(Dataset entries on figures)
— Start —

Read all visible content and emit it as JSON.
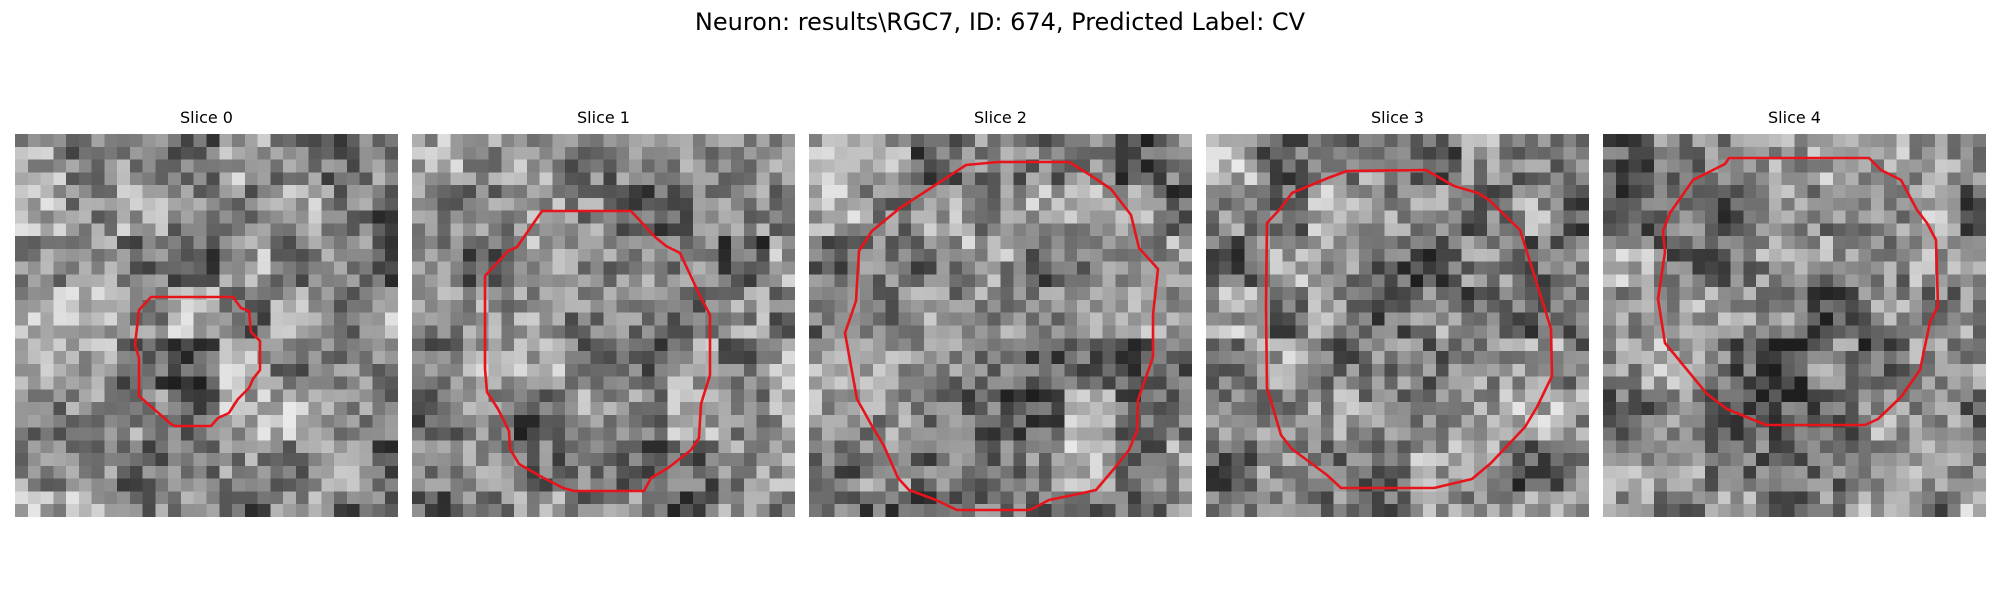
{
  "figure": {
    "title": "Neuron: results\\RGC7, ID: 674, Predicted Label: CV"
  },
  "panels": [
    {
      "title": "Slice 0"
    },
    {
      "title": "Slice 1"
    },
    {
      "title": "Slice 2"
    },
    {
      "title": "Slice 3"
    },
    {
      "title": "Slice 4"
    }
  ],
  "colors": {
    "contour": "#e8141c",
    "background": "#ffffff"
  }
}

— End —

## TASK DIRECTIONS
Every line above should be repeated exactly; pictures stay out of the copy.

## EXPECTED ANSWER
Read all visible content and emit it as JSON.
{
  "figure": {
    "title": "Neuron: results\\RGC7, ID: 674, Predicted Label: CV"
  },
  "panels": [
    {
      "title": "Slice 0"
    },
    {
      "title": "Slice 1"
    },
    {
      "title": "Slice 2"
    },
    {
      "title": "Slice 3"
    },
    {
      "title": "Slice 4"
    }
  ],
  "colors": {
    "contour": "#e8141c",
    "background": "#ffffff"
  }
}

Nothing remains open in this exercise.